Dataset entries
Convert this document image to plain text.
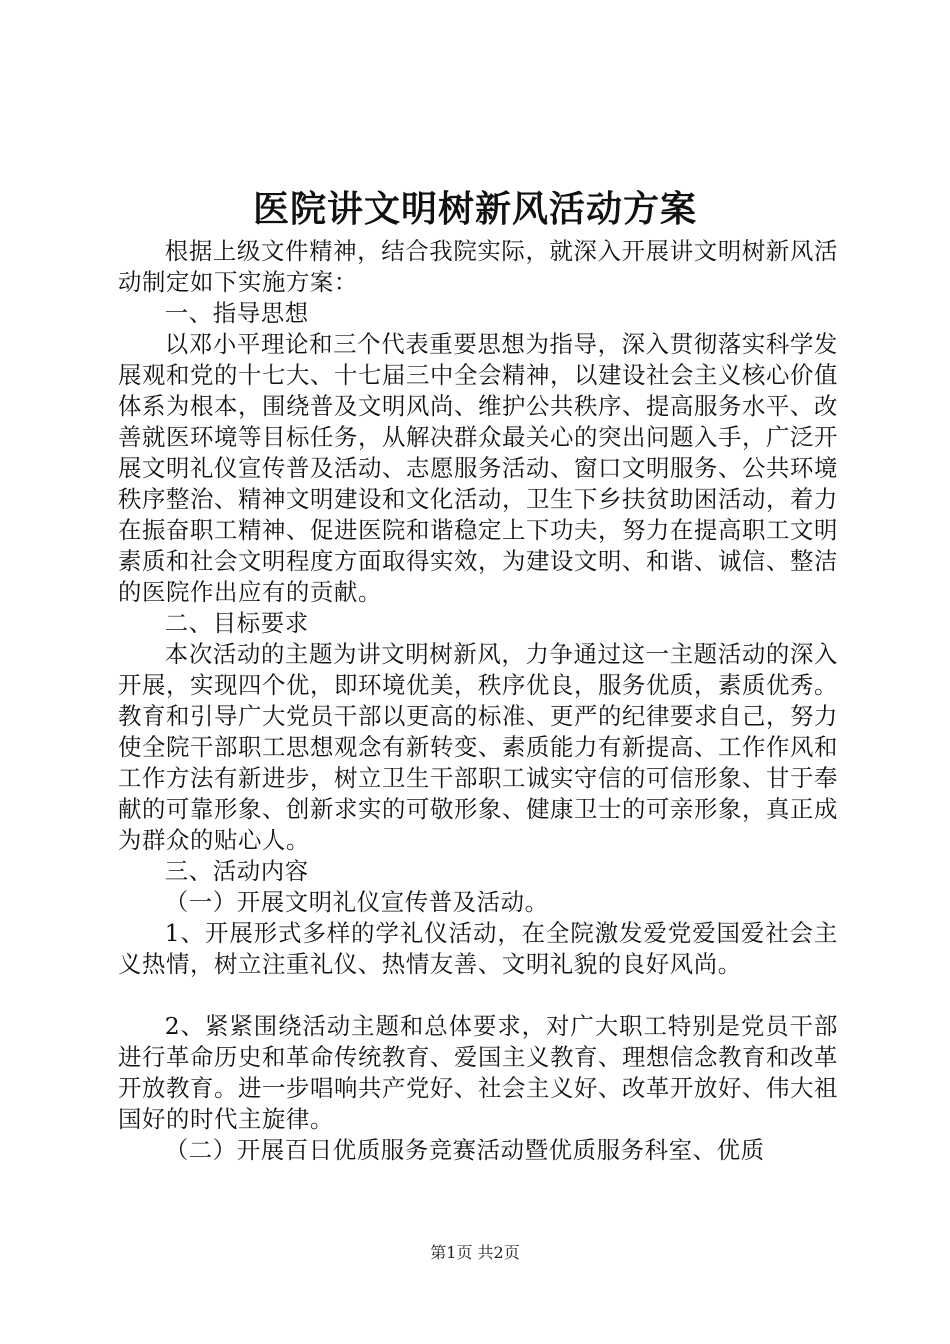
医院讲文明树新风活动方案

根据上级文件精神，结合我院实际，就深入开展讲文明树新风活动制定如下实施方案：

一、指导思想

以邓小平理论和三个代表重要思想为指导，深入贯彻落实科学发展观和党的十七大、十七届三中全会精神，以建设社会主义核心价值体系为根本，围绕普及文明风尚、维护公共秩序、提高服务水平、改善就医环境等目标任务，从解决群众最关心的突出问题入手，广泛开展文明礼仪宣传普及活动、志愿服务活动、窗口文明服务、公共环境秩序整治、精神文明建设和文化活动，卫生下乡扶贫助困活动，着力在振奋职工精神、促进医院和谐稳定上下功夫，努力在提高职工文明素质和社会文明程度方面取得实效，为建设文明、和谐、诚信、整洁的医院作出应有的贡献。

二、目标要求

本次活动的主题为讲文明树新风，力争通过这一主题活动的深入开展，实现四个优，即环境优美，秩序优良，服务优质，素质优秀。教育和引导广大党员干部以更高的标准、更严的纪律要求自己，努力使全院干部职工思想观念有新转变、素质能力有新提高、工作作风和工作方法有新进步，树立卫生干部职工诚实守信的可信形象、甘于奉献的可靠形象、创新求实的可敬形象、健康卫士的可亲形象，真正成为群众的贴心人。

三、活动内容

（一）开展文明礼仪宣传普及活动。

1、开展形式多样的学礼仪活动，在全院激发爱党爱国爱社会主义热情，树立注重礼仪、热情友善、文明礼貌的良好风尚。

2、紧紧围绕活动主题和总体要求，对广大职工特别是党员干部进行革命历史和革命传统教育、爱国主义教育、理想信念教育和改革开放教育。进一步唱响共产党好、社会主义好、改革开放好、伟大祖国好的时代主旋律。

（二）开展百日优质服务竞赛活动暨优质服务科室、优质

第1页 共2页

## Set task
Copy each line of the records precisely and drop any images they hold.

## Response below
Convert this document image to plain text.
医院讲文明树新风活动方案

根据上级文件精神，结合我院实际，就深入开展讲文明树新风活动制定如下实施方案：

一、指导思想

以邓小平理论和三个代表重要思想为指导，深入贯彻落实科学发展观和党的十七大、十七届三中全会精神，以建设社会主义核心价值体系为根本，围绕普及文明风尚、维护公共秩序、提高服务水平、改善就医环境等目标任务，从解决群众最关心的突出问题入手，广泛开展文明礼仪宣传普及活动、志愿服务活动、窗口文明服务、公共环境秩序整治、精神文明建设和文化活动，卫生下乡扶贫助困活动，着力在振奋职工精神、促进医院和谐稳定上下功夫，努力在提高职工文明素质和社会文明程度方面取得实效，为建设文明、和谐、诚信、整洁的医院作出应有的贡献。

二、目标要求

本次活动的主题为讲文明树新风，力争通过这一主题活动的深入开展，实现四个优，即环境优美，秩序优良，服务优质，素质优秀。教育和引导广大党员干部以更高的标准、更严的纪律要求自己，努力使全院干部职工思想观念有新转变、素质能力有新提高、工作作风和工作方法有新进步，树立卫生干部职工诚实守信的可信形象、甘于奉献的可靠形象、创新求实的可敬形象、健康卫士的可亲形象，真正成为群众的贴心人。

三、活动内容

（一）开展文明礼仪宣传普及活动。

1、开展形式多样的学礼仪活动，在全院激发爱党爱国爱社会主义热情，树立注重礼仪、热情友善、文明礼貌的良好风尚。

2、紧紧围绕活动主题和总体要求，对广大职工特别是党员干部进行革命历史和革命传统教育、爱国主义教育、理想信念教育和改革开放教育。进一步唱响共产党好、社会主义好、改革开放好、伟大祖国好的时代主旋律。

（二）开展百日优质服务竞赛活动暨优质服务科室、优质

第1页 共2页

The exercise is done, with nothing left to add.